Work to be completed: Identify the lines that contain the word "CORRIENTES", then copy them.

== Extracted material

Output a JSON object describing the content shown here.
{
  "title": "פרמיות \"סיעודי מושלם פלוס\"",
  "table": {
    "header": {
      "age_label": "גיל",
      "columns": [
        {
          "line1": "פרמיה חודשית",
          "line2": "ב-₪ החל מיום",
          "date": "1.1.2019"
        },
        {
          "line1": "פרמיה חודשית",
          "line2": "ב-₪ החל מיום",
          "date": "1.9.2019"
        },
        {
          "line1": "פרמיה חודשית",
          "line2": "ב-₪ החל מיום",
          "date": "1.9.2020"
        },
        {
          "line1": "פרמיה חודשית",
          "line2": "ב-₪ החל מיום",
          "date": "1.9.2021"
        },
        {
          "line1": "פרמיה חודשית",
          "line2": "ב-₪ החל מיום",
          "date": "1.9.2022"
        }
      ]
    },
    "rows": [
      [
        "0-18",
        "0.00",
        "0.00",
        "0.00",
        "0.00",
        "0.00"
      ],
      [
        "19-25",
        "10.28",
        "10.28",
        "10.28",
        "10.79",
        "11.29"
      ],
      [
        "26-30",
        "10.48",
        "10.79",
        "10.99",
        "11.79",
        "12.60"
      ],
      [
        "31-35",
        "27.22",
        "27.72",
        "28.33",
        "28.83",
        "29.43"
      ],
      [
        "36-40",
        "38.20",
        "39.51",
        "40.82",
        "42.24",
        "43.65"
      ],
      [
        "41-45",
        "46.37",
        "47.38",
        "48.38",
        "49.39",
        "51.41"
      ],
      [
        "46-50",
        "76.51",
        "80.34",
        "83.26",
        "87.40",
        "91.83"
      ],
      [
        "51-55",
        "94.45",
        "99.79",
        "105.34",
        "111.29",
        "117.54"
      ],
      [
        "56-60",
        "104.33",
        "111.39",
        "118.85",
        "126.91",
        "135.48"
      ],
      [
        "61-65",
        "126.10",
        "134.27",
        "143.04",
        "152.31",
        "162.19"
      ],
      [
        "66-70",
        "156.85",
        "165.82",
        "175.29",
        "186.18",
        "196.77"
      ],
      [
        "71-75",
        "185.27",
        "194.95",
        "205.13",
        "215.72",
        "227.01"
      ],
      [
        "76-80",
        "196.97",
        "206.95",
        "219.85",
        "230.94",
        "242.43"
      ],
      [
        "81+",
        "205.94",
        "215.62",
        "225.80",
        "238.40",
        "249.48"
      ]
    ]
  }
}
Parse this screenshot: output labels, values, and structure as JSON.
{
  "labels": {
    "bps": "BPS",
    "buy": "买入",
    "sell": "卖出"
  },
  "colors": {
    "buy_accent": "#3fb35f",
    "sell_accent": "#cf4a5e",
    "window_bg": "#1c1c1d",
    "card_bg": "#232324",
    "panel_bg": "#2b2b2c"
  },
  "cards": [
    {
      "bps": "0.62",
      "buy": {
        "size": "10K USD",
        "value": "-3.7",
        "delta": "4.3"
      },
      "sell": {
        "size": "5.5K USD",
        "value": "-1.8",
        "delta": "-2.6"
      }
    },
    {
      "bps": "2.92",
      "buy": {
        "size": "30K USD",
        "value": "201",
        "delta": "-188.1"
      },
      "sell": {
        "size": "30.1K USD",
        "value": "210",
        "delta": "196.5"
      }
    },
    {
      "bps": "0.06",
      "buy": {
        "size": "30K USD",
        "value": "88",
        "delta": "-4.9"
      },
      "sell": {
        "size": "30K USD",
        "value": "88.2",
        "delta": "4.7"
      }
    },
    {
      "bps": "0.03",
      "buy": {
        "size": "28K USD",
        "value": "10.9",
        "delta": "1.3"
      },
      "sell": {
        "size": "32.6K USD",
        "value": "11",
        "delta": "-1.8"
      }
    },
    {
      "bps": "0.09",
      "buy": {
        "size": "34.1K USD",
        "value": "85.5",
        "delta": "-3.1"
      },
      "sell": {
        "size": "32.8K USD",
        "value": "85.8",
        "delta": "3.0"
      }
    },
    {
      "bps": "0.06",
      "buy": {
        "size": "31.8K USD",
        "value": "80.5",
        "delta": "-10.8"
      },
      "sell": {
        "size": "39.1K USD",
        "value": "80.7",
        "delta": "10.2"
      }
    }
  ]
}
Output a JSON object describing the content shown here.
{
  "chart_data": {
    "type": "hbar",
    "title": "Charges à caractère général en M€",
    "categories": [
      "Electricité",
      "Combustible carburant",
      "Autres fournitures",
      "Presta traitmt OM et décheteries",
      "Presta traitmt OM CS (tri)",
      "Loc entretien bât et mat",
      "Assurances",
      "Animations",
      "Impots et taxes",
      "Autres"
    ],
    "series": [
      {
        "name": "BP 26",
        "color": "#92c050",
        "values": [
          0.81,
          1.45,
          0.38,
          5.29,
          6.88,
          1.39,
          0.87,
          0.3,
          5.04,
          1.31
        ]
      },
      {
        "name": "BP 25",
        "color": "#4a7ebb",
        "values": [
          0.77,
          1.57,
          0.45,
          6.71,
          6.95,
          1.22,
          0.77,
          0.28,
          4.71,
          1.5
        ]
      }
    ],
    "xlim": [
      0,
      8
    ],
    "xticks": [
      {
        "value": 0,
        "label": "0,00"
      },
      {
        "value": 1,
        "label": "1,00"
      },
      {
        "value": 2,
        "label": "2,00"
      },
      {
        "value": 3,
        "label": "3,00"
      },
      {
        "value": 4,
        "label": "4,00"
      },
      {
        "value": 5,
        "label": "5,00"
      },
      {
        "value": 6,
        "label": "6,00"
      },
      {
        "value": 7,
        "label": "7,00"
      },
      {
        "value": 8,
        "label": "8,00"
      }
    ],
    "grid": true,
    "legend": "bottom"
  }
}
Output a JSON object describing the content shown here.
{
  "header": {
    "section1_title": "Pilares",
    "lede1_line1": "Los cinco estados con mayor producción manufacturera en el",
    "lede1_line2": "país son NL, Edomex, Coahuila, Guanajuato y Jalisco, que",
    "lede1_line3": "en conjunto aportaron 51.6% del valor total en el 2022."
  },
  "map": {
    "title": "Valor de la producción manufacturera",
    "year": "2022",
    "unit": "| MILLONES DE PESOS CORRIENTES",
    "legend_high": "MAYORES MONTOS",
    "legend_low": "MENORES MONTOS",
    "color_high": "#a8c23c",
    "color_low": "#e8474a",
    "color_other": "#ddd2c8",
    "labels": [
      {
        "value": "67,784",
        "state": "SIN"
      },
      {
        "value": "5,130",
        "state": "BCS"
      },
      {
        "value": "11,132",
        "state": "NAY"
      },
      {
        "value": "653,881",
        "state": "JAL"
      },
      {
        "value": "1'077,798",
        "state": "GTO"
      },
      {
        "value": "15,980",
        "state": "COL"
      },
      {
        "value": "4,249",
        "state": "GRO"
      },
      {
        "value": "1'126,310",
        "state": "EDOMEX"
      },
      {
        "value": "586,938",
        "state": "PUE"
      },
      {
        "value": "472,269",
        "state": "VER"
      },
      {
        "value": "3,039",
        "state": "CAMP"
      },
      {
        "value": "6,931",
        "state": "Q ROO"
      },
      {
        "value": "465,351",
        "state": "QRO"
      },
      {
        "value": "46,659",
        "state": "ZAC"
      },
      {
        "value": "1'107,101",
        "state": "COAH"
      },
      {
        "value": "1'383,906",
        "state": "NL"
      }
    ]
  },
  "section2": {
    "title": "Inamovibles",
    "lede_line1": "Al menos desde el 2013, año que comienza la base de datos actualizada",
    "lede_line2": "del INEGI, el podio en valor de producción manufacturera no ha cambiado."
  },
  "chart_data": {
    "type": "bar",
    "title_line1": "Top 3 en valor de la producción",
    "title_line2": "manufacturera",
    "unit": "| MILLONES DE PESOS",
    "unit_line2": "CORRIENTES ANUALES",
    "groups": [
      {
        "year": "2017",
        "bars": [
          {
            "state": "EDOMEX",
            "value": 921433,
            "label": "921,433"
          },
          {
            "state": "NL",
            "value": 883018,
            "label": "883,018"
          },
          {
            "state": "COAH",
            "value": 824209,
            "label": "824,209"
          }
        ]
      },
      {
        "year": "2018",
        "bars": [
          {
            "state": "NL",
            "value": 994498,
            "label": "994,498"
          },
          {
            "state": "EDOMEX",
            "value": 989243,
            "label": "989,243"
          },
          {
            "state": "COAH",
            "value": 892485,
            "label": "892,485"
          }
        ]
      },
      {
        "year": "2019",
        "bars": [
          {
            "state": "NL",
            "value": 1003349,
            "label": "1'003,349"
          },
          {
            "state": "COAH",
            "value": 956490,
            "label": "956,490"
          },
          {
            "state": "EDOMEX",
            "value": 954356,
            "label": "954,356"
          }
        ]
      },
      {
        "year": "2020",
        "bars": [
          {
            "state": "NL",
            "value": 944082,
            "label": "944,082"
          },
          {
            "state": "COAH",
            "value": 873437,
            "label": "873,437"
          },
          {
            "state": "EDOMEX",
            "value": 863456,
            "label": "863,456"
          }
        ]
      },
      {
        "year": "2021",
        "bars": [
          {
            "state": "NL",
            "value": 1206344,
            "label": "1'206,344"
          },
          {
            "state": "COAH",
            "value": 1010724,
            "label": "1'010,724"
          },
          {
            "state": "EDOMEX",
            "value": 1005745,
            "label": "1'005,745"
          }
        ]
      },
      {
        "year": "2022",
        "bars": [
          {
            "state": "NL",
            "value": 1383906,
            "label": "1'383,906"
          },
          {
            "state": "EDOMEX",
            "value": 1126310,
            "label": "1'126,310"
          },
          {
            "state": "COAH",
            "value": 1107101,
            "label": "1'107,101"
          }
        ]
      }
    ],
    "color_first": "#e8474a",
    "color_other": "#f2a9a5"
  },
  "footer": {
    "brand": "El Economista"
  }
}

====

Response:
    "unit": "| MILLONES DE PESOS CORRIENTES",
    "unit_line2": "CORRIENTES ANUALES",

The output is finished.